:: SOURCE MATERIAL ::
▶
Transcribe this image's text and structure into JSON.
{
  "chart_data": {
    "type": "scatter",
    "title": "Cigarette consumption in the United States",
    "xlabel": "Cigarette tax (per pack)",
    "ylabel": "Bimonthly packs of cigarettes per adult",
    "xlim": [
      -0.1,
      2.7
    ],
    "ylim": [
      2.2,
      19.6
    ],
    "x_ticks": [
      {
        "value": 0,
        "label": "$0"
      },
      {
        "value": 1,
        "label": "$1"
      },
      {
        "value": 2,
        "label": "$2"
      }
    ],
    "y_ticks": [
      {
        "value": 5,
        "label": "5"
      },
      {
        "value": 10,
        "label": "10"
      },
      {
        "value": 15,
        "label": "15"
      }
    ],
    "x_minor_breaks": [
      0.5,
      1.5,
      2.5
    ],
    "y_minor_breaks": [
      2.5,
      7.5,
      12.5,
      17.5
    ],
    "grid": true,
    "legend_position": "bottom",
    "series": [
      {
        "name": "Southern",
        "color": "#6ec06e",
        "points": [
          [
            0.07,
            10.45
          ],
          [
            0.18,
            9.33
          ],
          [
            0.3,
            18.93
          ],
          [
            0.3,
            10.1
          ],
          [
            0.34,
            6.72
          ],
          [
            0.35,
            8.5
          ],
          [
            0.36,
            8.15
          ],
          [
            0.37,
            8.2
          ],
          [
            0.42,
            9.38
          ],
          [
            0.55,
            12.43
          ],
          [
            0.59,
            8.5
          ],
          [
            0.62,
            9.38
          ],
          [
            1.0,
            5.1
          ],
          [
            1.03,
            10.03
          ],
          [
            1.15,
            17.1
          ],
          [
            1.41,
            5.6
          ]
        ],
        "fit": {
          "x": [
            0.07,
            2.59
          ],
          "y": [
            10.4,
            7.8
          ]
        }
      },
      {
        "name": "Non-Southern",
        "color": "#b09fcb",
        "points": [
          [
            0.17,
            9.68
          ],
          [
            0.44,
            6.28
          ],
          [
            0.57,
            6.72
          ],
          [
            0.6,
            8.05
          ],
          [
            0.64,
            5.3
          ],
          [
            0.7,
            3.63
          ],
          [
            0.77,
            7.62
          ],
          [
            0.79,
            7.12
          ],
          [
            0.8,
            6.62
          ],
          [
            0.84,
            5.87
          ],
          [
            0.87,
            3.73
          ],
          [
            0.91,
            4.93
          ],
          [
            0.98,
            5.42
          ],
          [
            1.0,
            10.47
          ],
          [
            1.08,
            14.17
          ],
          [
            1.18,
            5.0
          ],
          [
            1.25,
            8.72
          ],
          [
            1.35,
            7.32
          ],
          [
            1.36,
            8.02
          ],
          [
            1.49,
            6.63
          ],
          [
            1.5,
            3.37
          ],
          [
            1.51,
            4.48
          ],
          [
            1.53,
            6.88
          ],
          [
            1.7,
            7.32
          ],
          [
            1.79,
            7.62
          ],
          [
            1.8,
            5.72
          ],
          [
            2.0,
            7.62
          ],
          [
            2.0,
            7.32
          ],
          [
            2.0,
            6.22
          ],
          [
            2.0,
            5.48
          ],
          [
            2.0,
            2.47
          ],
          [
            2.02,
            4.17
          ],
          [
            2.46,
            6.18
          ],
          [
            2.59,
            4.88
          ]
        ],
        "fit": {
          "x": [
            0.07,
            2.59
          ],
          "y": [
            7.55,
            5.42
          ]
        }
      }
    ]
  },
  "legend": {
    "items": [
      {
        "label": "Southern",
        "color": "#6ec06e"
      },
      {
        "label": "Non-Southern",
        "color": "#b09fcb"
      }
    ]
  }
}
◀
:: EXERCISE BRIEF ::
Each line above must be reproduced exactly as it stands.

:: SOLVED PROBLEM ::
Transcribe this image's text and structure into JSON.
{
  "chart_data": {
    "type": "scatter",
    "title": "Cigarette consumption in the United States",
    "xlabel": "Cigarette tax (per pack)",
    "ylabel": "Bimonthly packs of cigarettes per adult",
    "xlim": [
      -0.1,
      2.7
    ],
    "ylim": [
      2.2,
      19.6
    ],
    "x_ticks": [
      {
        "value": 0,
        "label": "$0"
      },
      {
        "value": 1,
        "label": "$1"
      },
      {
        "value": 2,
        "label": "$2"
      }
    ],
    "y_ticks": [
      {
        "value": 5,
        "label": "5"
      },
      {
        "value": 10,
        "label": "10"
      },
      {
        "value": 15,
        "label": "15"
      }
    ],
    "x_minor_breaks": [
      0.5,
      1.5,
      2.5
    ],
    "y_minor_breaks": [
      2.5,
      7.5,
      12.5,
      17.5
    ],
    "grid": true,
    "legend_position": "bottom",
    "series": [
      {
        "name": "Southern",
        "color": "#6ec06e",
        "points": [
          [
            0.07,
            10.45
          ],
          [
            0.18,
            9.33
          ],
          [
            0.3,
            18.93
          ],
          [
            0.3,
            10.1
          ],
          [
            0.34,
            6.72
          ],
          [
            0.35,
            8.5
          ],
          [
            0.36,
            8.15
          ],
          [
            0.37,
            8.2
          ],
          [
            0.42,
            9.38
          ],
          [
            0.55,
            12.43
          ],
          [
            0.59,
            8.5
          ],
          [
            0.62,
            9.38
          ],
          [
            1.0,
            5.1
          ],
          [
            1.03,
            10.03
          ],
          [
            1.15,
            17.1
          ],
          [
            1.41,
            5.6
          ]
        ],
        "fit": {
          "x": [
            0.07,
            2.59
          ],
          "y": [
            10.4,
            7.8
          ]
        }
      },
      {
        "name": "Non-Southern",
        "color": "#b09fcb",
        "points": [
          [
            0.17,
            9.68
          ],
          [
            0.44,
            6.28
          ],
          [
            0.57,
            6.72
          ],
          [
            0.6,
            8.05
          ],
          [
            0.64,
            5.3
          ],
          [
            0.7,
            3.63
          ],
          [
            0.77,
            7.62
          ],
          [
            0.79,
            7.12
          ],
          [
            0.8,
            6.62
          ],
          [
            0.84,
            5.87
          ],
          [
            0.87,
            3.73
          ],
          [
            0.91,
            4.93
          ],
          [
            0.98,
            5.42
          ],
          [
            1.0,
            10.47
          ],
          [
            1.08,
            14.17
          ],
          [
            1.18,
            5.0
          ],
          [
            1.25,
            8.72
          ],
          [
            1.35,
            7.32
          ],
          [
            1.36,
            8.02
          ],
          [
            1.49,
            6.63
          ],
          [
            1.5,
            3.37
          ],
          [
            1.51,
            4.48
          ],
          [
            1.53,
            6.88
          ],
          [
            1.7,
            7.32
          ],
          [
            1.79,
            7.62
          ],
          [
            1.8,
            5.72
          ],
          [
            2.0,
            7.62
          ],
          [
            2.0,
            7.32
          ],
          [
            2.0,
            6.22
          ],
          [
            2.0,
            5.48
          ],
          [
            2.0,
            2.47
          ],
          [
            2.02,
            4.17
          ],
          [
            2.46,
            6.18
          ],
          [
            2.59,
            4.88
          ]
        ],
        "fit": {
          "x": [
            0.07,
            2.59
          ],
          "y": [
            7.55,
            5.42
          ]
        }
      }
    ]
  },
  "legend": {
    "items": [
      {
        "label": "Southern",
        "color": "#6ec06e"
      },
      {
        "label": "Non-Southern",
        "color": "#b09fcb"
      }
    ]
  }
}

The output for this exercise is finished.